++++ WORKING DATA

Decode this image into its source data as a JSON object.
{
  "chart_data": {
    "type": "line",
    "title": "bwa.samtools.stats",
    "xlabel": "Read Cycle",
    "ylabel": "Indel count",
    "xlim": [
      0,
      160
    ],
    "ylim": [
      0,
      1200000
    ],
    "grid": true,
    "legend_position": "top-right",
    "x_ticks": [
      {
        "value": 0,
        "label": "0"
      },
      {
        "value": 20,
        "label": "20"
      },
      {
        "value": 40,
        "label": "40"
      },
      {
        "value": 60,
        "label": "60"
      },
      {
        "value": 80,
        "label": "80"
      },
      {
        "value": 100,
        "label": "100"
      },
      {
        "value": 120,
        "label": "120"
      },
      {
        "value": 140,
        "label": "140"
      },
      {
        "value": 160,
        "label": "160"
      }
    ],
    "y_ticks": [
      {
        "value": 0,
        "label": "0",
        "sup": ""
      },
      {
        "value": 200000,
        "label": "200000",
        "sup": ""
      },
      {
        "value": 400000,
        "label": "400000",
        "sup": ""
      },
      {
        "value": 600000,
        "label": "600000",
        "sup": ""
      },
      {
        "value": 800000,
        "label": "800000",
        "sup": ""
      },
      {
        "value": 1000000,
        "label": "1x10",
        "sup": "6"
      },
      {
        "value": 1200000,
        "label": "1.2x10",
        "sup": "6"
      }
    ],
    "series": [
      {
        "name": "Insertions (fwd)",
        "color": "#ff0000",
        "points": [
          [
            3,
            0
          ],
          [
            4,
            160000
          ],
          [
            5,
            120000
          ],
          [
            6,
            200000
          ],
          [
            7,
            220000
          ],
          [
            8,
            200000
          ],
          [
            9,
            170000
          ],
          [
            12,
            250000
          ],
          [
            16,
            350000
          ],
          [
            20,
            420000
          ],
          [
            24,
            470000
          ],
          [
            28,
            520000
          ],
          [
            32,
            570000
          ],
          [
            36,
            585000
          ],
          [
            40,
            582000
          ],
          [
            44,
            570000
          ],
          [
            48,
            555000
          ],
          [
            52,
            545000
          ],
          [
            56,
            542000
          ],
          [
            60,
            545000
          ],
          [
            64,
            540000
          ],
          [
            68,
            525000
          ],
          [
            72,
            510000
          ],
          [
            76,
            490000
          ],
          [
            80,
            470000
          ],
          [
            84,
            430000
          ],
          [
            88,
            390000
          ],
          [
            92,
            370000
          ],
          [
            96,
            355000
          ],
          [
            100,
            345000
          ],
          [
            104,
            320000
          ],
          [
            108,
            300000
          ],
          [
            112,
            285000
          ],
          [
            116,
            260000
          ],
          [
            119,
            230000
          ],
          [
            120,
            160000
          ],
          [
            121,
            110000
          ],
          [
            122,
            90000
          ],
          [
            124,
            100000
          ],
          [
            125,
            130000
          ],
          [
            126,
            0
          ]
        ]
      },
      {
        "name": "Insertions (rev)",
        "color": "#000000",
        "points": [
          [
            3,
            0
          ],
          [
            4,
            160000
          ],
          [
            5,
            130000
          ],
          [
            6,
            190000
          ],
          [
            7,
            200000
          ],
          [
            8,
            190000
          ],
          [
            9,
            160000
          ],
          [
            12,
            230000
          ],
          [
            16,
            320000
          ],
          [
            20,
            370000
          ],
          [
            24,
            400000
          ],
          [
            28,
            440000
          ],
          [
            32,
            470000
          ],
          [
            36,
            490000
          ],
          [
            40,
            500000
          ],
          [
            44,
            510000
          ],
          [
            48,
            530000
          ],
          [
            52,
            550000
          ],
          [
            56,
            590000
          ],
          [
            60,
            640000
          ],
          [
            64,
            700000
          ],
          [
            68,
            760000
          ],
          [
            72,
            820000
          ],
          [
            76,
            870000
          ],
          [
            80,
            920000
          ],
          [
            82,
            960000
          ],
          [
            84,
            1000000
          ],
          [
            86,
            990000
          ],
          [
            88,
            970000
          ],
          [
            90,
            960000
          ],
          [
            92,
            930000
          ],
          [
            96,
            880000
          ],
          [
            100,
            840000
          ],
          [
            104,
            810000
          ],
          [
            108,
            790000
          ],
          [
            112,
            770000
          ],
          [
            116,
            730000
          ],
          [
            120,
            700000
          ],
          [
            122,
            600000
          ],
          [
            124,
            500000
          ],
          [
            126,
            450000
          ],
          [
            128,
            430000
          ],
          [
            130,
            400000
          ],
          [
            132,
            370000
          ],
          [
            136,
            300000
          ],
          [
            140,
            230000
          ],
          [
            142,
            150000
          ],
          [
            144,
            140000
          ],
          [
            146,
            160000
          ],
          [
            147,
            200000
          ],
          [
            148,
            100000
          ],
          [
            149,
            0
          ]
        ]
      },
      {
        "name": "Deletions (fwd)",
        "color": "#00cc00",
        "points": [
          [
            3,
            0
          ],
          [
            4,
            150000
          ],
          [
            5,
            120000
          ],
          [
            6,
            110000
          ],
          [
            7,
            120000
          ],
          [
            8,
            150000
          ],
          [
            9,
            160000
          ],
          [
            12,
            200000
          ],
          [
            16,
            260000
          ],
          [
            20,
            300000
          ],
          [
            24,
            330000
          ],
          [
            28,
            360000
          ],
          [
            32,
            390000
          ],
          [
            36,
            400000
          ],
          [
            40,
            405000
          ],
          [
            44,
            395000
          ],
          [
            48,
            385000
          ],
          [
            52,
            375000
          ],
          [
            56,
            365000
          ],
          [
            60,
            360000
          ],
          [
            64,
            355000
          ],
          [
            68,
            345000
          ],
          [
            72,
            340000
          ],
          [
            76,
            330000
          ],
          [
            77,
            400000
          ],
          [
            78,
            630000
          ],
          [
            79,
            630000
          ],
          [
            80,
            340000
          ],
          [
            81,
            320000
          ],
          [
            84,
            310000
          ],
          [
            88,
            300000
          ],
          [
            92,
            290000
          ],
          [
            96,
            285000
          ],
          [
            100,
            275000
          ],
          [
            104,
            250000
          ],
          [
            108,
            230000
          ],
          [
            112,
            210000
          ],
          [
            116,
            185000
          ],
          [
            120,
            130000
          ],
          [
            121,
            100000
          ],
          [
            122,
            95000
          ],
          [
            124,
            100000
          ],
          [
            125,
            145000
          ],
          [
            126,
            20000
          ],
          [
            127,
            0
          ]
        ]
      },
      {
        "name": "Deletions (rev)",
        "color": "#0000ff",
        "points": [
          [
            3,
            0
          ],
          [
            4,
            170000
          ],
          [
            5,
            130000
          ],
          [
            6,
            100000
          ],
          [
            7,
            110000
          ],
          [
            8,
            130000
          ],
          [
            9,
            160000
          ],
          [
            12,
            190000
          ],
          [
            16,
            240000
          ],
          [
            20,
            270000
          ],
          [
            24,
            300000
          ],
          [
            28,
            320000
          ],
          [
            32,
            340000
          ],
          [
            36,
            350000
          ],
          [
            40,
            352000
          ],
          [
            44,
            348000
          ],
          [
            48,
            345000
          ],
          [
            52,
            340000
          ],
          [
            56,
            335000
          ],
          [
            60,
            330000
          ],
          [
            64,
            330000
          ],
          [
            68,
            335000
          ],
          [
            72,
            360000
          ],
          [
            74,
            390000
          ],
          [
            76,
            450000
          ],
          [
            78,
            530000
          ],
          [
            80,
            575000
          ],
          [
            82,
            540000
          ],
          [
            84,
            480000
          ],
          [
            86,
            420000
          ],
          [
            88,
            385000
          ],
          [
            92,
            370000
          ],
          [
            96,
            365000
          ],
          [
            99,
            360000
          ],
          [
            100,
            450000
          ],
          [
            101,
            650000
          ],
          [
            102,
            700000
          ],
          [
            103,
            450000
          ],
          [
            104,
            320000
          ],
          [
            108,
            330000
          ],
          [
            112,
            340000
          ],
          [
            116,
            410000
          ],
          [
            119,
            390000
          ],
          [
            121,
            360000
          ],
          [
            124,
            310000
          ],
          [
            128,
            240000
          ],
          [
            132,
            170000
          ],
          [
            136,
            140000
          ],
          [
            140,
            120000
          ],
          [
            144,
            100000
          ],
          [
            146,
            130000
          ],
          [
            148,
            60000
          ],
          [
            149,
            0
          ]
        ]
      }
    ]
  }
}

++++++++

TASK STATEMENT: Look for "name" and pull out every line that has it.

SOLUTION:
        "name": "Insertions (fwd)",
        "name": "Insertions (rev)",
        "name": "Deletions (fwd)",
        "name": "Deletions (rev)",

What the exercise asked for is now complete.